* [Exercise description]: Please copy all of the records exactly, leaving nothing out.

Collection entries
============================================================

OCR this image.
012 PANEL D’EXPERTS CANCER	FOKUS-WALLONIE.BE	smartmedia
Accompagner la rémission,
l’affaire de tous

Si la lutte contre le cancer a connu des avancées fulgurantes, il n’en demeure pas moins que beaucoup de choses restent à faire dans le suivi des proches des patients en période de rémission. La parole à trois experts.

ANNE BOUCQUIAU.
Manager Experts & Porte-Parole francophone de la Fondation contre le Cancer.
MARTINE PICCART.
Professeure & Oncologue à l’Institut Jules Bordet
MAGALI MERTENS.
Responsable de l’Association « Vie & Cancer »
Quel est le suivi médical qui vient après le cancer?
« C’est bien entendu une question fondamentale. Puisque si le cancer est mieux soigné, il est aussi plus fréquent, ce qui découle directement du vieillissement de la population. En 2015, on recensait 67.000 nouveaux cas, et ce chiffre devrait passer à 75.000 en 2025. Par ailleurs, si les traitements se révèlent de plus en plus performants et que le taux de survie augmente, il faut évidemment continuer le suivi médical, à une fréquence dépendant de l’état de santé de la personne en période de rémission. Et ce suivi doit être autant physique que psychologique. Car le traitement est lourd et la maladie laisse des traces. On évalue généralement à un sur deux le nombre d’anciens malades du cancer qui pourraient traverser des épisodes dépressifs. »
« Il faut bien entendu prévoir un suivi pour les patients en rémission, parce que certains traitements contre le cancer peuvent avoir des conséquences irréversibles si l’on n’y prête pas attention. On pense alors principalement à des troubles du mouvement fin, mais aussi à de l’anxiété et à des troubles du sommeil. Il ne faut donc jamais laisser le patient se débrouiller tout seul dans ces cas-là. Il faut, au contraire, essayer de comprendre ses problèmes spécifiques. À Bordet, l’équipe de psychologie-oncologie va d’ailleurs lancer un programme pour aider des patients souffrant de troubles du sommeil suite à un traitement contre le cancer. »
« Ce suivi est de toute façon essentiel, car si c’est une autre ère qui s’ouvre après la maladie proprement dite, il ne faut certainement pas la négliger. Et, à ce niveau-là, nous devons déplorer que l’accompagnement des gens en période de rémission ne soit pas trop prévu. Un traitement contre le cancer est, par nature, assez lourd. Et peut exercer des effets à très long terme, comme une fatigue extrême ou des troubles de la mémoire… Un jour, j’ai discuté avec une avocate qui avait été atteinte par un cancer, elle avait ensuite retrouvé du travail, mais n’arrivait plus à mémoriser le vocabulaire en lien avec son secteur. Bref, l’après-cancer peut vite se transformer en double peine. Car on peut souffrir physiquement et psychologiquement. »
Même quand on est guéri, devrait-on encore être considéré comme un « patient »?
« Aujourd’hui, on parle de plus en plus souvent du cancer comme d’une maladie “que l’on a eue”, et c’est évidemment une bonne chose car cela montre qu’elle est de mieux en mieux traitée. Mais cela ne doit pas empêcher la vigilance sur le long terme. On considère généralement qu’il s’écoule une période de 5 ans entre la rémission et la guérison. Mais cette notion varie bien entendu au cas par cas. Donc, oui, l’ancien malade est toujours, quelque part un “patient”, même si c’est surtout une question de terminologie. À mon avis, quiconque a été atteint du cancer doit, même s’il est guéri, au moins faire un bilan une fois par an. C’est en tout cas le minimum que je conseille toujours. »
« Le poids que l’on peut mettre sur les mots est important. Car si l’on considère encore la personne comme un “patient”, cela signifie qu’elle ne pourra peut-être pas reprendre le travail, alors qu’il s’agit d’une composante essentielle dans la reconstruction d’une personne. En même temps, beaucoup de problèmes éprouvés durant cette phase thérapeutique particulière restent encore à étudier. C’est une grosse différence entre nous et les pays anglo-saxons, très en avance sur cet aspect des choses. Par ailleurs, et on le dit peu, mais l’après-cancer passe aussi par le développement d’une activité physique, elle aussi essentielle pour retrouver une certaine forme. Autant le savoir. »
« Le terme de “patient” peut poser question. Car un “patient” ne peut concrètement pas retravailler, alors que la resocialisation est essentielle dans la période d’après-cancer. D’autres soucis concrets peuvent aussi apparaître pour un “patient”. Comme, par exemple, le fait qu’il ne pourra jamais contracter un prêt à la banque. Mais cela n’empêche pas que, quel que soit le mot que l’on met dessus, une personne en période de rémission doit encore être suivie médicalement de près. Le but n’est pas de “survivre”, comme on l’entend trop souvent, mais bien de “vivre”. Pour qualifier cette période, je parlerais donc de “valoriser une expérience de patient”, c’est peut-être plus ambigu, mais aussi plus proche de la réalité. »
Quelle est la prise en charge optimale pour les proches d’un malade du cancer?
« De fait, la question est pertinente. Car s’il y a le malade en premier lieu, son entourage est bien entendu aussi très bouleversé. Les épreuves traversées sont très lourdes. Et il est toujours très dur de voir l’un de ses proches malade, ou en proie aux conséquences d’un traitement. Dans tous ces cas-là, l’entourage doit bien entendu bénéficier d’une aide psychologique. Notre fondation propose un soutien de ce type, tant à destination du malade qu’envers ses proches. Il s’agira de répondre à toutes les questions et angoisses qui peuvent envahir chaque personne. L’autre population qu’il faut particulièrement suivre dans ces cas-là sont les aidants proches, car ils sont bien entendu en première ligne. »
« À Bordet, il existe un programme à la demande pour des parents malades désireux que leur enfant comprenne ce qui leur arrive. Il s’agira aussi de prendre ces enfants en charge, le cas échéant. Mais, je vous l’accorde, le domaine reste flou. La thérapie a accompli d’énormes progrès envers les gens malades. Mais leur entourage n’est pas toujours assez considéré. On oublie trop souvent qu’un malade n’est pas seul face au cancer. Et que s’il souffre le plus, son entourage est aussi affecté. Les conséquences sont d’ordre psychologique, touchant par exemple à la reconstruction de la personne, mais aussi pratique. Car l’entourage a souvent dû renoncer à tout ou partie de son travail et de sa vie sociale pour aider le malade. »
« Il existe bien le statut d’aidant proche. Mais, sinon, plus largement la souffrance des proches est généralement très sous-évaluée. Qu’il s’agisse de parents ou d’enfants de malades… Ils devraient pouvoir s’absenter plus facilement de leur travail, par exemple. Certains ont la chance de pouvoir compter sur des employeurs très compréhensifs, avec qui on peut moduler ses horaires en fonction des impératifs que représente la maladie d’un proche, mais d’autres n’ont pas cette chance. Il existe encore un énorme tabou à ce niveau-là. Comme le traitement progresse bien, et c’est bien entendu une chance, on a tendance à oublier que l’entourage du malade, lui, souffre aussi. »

============================================================

* [Exercise output]:
OCR this image.
012 PANEL D’EXPERTS CANCER	FOKUS-WALLONIE.BE	smartmedia
Accompagner la rémission,
l’affaire de tous

Si la lutte contre le cancer a connu des avancées fulgurantes, il n’en demeure pas moins que beaucoup de choses restent à faire dans le suivi des proches des patients en période de rémission. La parole à trois experts.

ANNE BOUCQUIAU.
Manager Experts & Porte-Parole francophone de la Fondation contre le Cancer.
MARTINE PICCART.
Professeure & Oncologue à l’Institut Jules Bordet
MAGALI MERTENS.
Responsable de l’Association « Vie & Cancer »
Quel est le suivi médical qui vient après le cancer?
« C’est bien entendu une question fondamentale. Puisque si le cancer est mieux soigné, il est aussi plus fréquent, ce qui découle directement du vieillissement de la population. En 2015, on recensait 67.000 nouveaux cas, et ce chiffre devrait passer à 75.000 en 2025. Par ailleurs, si les traitements se révèlent de plus en plus performants et que le taux de survie augmente, il faut évidemment continuer le suivi médical, à une fréquence dépendant de l’état de santé de la personne en période de rémission. Et ce suivi doit être autant physique que psychologique. Car le traitement est lourd et la maladie laisse des traces. On évalue généralement à un sur deux le nombre d’anciens malades du cancer qui pourraient traverser des épisodes dépressifs. »
« Il faut bien entendu prévoir un suivi pour les patients en rémission, parce que certains traitements contre le cancer peuvent avoir des conséquences irréversibles si l’on n’y prête pas attention. On pense alors principalement à des troubles du mouvement fin, mais aussi à de l’anxiété et à des troubles du sommeil. Il ne faut donc jamais laisser le patient se débrouiller tout seul dans ces cas-là. Il faut, au contraire, essayer de comprendre ses problèmes spécifiques. À Bordet, l’équipe de psychologie-oncologie va d’ailleurs lancer un programme pour aider des patients souffrant de troubles du sommeil suite à un traitement contre le cancer. »
« Ce suivi est de toute façon essentiel, car si c’est une autre ère qui s’ouvre après la maladie proprement dite, il ne faut certainement pas la négliger. Et, à ce niveau-là, nous devons déplorer que l’accompagnement des gens en période de rémission ne soit pas trop prévu. Un traitement contre le cancer est, par nature, assez lourd. Et peut exercer des effets à très long terme, comme une fatigue extrême ou des troubles de la mémoire… Un jour, j’ai discuté avec une avocate qui avait été atteinte par un cancer, elle avait ensuite retrouvé du travail, mais n’arrivait plus à mémoriser le vocabulaire en lien avec son secteur. Bref, l’après-cancer peut vite se transformer en double peine. Car on peut souffrir physiquement et psychologiquement. »
Même quand on est guéri, devrait-on encore être considéré comme un « patient »?
« Aujourd’hui, on parle de plus en plus souvent du cancer comme d’une maladie “que l’on a eue”, et c’est évidemment une bonne chose car cela montre qu’elle est de mieux en mieux traitée. Mais cela ne doit pas empêcher la vigilance sur le long terme. On considère généralement qu’il s’écoule une période de 5 ans entre la rémission et la guérison. Mais cette notion varie bien entendu au cas par cas. Donc, oui, l’ancien malade est toujours, quelque part un “patient”, même si c’est surtout une question de terminologie. À mon avis, quiconque a été atteint du cancer doit, même s’il est guéri, au moins faire un bilan une fois par an. C’est en tout cas le minimum que je conseille toujours. »
« Le poids que l’on peut mettre sur les mots est important. Car si l’on considère encore la personne comme un “patient”, cela signifie qu’elle ne pourra peut-être pas reprendre le travail, alors qu’il s’agit d’une composante essentielle dans la reconstruction d’une personne. En même temps, beaucoup de problèmes éprouvés durant cette phase thérapeutique particulière restent encore à étudier. C’est une grosse différence entre nous et les pays anglo-saxons, très en avance sur cet aspect des choses. Par ailleurs, et on le dit peu, mais l’après-cancer passe aussi par le développement d’une activité physique, elle aussi essentielle pour retrouver une certaine forme. Autant le savoir. »
« Le terme de “patient” peut poser question. Car un “patient” ne peut concrètement pas retravailler, alors que la resocialisation est essentielle dans la période d’après-cancer. D’autres soucis concrets peuvent aussi apparaître pour un “patient”. Comme, par exemple, le fait qu’il ne pourra jamais contracter un prêt à la banque. Mais cela n’empêche pas que, quel que soit le mot que l’on met dessus, une personne en période de rémission doit encore être suivie médicalement de près. Le but n’est pas de “survivre”, comme on l’entend trop souvent, mais bien de “vivre”. Pour qualifier cette période, je parlerais donc de “valoriser une expérience de patient”, c’est peut-être plus ambigu, mais aussi plus proche de la réalité. »
Quelle est la prise en charge optimale pour les proches d’un malade du cancer?
« De fait, la question est pertinente. Car s’il y a le malade en premier lieu, son entourage est bien entendu aussi très bouleversé. Les épreuves traversées sont très lourdes. Et il est toujours très dur de voir l’un de ses proches malade, ou en proie aux conséquences d’un traitement. Dans tous ces cas-là, l’entourage doit bien entendu bénéficier d’une aide psychologique. Notre fondation propose un soutien de ce type, tant à destination du malade qu’envers ses proches. Il s’agira de répondre à toutes les questions et angoisses qui peuvent envahir chaque personne. L’autre population qu’il faut particulièrement suivre dans ces cas-là sont les aidants proches, car ils sont bien entendu en première ligne. »
« À Bordet, il existe un programme à la demande pour des parents malades désireux que leur enfant comprenne ce qui leur arrive. Il s’agira aussi de prendre ces enfants en charge, le cas échéant. Mais, je vous l’accorde, le domaine reste flou. La thérapie a accompli d’énormes progrès envers les gens malades. Mais leur entourage n’est pas toujours assez considéré. On oublie trop souvent qu’un malade n’est pas seul face au cancer. Et que s’il souffre le plus, son entourage est aussi affecté. Les conséquences sont d’ordre psychologique, touchant par exemple à la reconstruction de la personne, mais aussi pratique. Car l’entourage a souvent dû renoncer à tout ou partie de son travail et de sa vie sociale pour aider le malade. »
« Il existe bien le statut d’aidant proche. Mais, sinon, plus largement la souffrance des proches est généralement très sous-évaluée. Qu’il s’agisse de parents ou d’enfants de malades… Ils devraient pouvoir s’absenter plus facilement de leur travail, par exemple. Certains ont la chance de pouvoir compter sur des employeurs très compréhensifs, avec qui on peut moduler ses horaires en fonction des impératifs que représente la maladie d’un proche, mais d’autres n’ont pas cette chance. Il existe encore un énorme tabou à ce niveau-là. Comme le traitement progresse bien, et c’est bien entendu une chance, on a tendance à oublier que l’entourage du malade, lui, souffre aussi. »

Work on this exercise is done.